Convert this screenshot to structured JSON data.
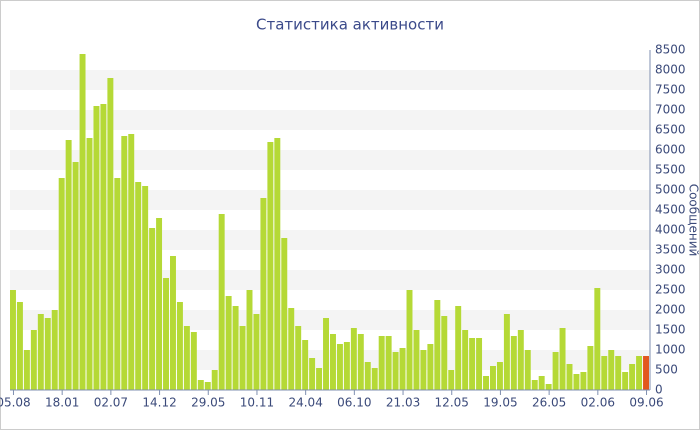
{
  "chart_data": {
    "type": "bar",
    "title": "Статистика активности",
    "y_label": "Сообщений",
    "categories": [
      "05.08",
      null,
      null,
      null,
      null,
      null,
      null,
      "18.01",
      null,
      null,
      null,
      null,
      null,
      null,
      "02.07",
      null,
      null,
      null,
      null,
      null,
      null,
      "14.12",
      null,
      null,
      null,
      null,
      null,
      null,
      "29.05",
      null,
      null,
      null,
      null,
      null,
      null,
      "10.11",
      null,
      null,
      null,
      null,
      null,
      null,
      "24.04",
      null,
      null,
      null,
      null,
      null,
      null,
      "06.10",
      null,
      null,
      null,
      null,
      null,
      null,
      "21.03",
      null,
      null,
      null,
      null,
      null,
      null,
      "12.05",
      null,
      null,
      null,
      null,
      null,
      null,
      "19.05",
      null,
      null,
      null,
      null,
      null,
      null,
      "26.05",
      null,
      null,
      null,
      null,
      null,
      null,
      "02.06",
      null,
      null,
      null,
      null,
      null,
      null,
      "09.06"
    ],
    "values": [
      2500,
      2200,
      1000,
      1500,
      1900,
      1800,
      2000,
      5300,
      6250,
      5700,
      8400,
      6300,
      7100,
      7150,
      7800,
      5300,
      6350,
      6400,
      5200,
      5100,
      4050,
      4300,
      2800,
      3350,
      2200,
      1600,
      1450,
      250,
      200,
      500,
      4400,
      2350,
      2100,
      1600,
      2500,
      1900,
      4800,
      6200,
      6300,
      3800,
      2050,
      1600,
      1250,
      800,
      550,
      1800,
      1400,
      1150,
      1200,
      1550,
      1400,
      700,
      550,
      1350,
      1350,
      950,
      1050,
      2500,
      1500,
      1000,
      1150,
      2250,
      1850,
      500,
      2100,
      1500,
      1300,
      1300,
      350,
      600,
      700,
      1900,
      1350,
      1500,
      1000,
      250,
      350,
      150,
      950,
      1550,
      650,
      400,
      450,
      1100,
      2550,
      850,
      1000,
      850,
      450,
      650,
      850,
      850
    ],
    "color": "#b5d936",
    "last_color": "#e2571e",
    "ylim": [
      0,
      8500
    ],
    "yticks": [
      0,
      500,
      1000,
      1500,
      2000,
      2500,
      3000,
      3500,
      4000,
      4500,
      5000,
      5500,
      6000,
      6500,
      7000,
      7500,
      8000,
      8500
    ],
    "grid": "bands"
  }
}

━━━━━━━━━━━━━━━━━━━━

Output all the records, word for word, with no pictures in the copy.

Convert this screenshot to structured JSON data.
{
  "chart_data": {
    "type": "bar",
    "title": "Статистика активности",
    "y_label": "Сообщений",
    "categories": [
      "05.08",
      null,
      null,
      null,
      null,
      null,
      null,
      "18.01",
      null,
      null,
      null,
      null,
      null,
      null,
      "02.07",
      null,
      null,
      null,
      null,
      null,
      null,
      "14.12",
      null,
      null,
      null,
      null,
      null,
      null,
      "29.05",
      null,
      null,
      null,
      null,
      null,
      null,
      "10.11",
      null,
      null,
      null,
      null,
      null,
      null,
      "24.04",
      null,
      null,
      null,
      null,
      null,
      null,
      "06.10",
      null,
      null,
      null,
      null,
      null,
      null,
      "21.03",
      null,
      null,
      null,
      null,
      null,
      null,
      "12.05",
      null,
      null,
      null,
      null,
      null,
      null,
      "19.05",
      null,
      null,
      null,
      null,
      null,
      null,
      "26.05",
      null,
      null,
      null,
      null,
      null,
      null,
      "02.06",
      null,
      null,
      null,
      null,
      null,
      null,
      "09.06"
    ],
    "values": [
      2500,
      2200,
      1000,
      1500,
      1900,
      1800,
      2000,
      5300,
      6250,
      5700,
      8400,
      6300,
      7100,
      7150,
      7800,
      5300,
      6350,
      6400,
      5200,
      5100,
      4050,
      4300,
      2800,
      3350,
      2200,
      1600,
      1450,
      250,
      200,
      500,
      4400,
      2350,
      2100,
      1600,
      2500,
      1900,
      4800,
      6200,
      6300,
      3800,
      2050,
      1600,
      1250,
      800,
      550,
      1800,
      1400,
      1150,
      1200,
      1550,
      1400,
      700,
      550,
      1350,
      1350,
      950,
      1050,
      2500,
      1500,
      1000,
      1150,
      2250,
      1850,
      500,
      2100,
      1500,
      1300,
      1300,
      350,
      600,
      700,
      1900,
      1350,
      1500,
      1000,
      250,
      350,
      150,
      950,
      1550,
      650,
      400,
      450,
      1100,
      2550,
      850,
      1000,
      850,
      450,
      650,
      850,
      850
    ],
    "color": "#b5d936",
    "last_color": "#e2571e",
    "ylim": [
      0,
      8500
    ],
    "yticks": [
      0,
      500,
      1000,
      1500,
      2000,
      2500,
      3000,
      3500,
      4000,
      4500,
      5000,
      5500,
      6000,
      6500,
      7000,
      7500,
      8000,
      8500
    ],
    "grid": "bands"
  }
}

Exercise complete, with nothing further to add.